* _Exercise brief_
The listing beneath should be written out in full, exactly as shown.

* _Data to process_
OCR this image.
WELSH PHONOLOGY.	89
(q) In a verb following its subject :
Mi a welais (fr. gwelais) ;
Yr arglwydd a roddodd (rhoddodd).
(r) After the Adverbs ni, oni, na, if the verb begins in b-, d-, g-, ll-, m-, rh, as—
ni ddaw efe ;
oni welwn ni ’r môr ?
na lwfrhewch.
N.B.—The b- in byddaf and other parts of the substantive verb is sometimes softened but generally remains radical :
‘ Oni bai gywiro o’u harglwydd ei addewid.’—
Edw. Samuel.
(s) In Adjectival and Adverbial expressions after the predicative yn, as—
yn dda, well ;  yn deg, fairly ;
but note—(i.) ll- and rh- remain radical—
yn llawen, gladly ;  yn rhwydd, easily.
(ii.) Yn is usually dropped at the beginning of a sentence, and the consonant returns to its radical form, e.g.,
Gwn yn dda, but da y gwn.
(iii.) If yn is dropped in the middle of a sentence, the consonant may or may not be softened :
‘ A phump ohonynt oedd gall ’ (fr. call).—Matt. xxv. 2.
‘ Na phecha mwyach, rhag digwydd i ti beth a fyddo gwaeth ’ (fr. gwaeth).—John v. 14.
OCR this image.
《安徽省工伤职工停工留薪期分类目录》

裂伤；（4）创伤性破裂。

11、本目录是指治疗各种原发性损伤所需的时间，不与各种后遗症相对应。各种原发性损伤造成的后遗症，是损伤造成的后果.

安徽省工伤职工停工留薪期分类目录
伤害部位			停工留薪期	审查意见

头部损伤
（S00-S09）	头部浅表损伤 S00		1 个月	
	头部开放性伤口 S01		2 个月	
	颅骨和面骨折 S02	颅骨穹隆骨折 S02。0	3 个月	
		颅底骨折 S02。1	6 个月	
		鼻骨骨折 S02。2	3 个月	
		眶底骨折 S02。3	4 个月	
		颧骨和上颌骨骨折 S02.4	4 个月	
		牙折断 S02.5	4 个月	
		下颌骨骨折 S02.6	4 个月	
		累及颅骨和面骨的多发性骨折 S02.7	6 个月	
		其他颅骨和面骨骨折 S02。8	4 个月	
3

* _Solution to this exercise_
OCR this image.
WELSH PHONOLOGY.	89
(q) In a verb following its subject :
Mi a welais (fr. gwelais) ;
Yr arglwydd a roddodd (rhoddodd).
(r) After the Adverbs ni, oni, na, if the verb begins in b-, d-, g-, ll-, m-, rh, as—
ni ddaw efe ;
oni welwn ni ’r môr ?
na lwfrhewch.
N.B.—The b- in byddaf and other parts of the substantive verb is sometimes softened but generally remains radical :
‘ Oni bai gywiro o’u harglwydd ei addewid.’—
Edw. Samuel.
(s) In Adjectival and Adverbial expressions after the predicative yn, as—
yn dda, well ;  yn deg, fairly ;
but note—(i.) ll- and rh- remain radical—
yn llawen, gladly ;  yn rhwydd, easily.
(ii.) Yn is usually dropped at the beginning of a sentence, and the consonant returns to its radical form, e.g.,
Gwn yn dda, but da y gwn.
(iii.) If yn is dropped in the middle of a sentence, the consonant may or may not be softened :
‘ A phump ohonynt oedd gall ’ (fr. call).—Matt. xxv. 2.
‘ Na phecha mwyach, rhag digwydd i ti beth a fyddo gwaeth ’ (fr. gwaeth).—John v. 14.
OCR this image.
《安徽省工伤职工停工留薪期分类目录》

裂伤；（4）创伤性破裂。

11、本目录是指治疗各种原发性损伤所需的时间，不与各种后遗症相对应。各种原发性损伤造成的后遗症，是损伤造成的后果.

安徽省工伤职工停工留薪期分类目录
伤害部位			停工留薪期	审查意见

头部损伤
（S00-S09）	头部浅表损伤 S00		1 个月	
	头部开放性伤口 S01		2 个月	
	颅骨和面骨折 S02	颅骨穹隆骨折 S02。0	3 个月	
		颅底骨折 S02。1	6 个月	
		鼻骨骨折 S02。2	3 个月	
		眶底骨折 S02。3	4 个月	
		颧骨和上颌骨骨折 S02.4	4 个月	
		牙折断 S02.5	4 个月	
		下颌骨骨折 S02.6	4 个月	
		累及颅骨和面骨的多发性骨折 S02.7	6 个月	
		其他颅骨和面骨骨折 S02。8	4 个月	
3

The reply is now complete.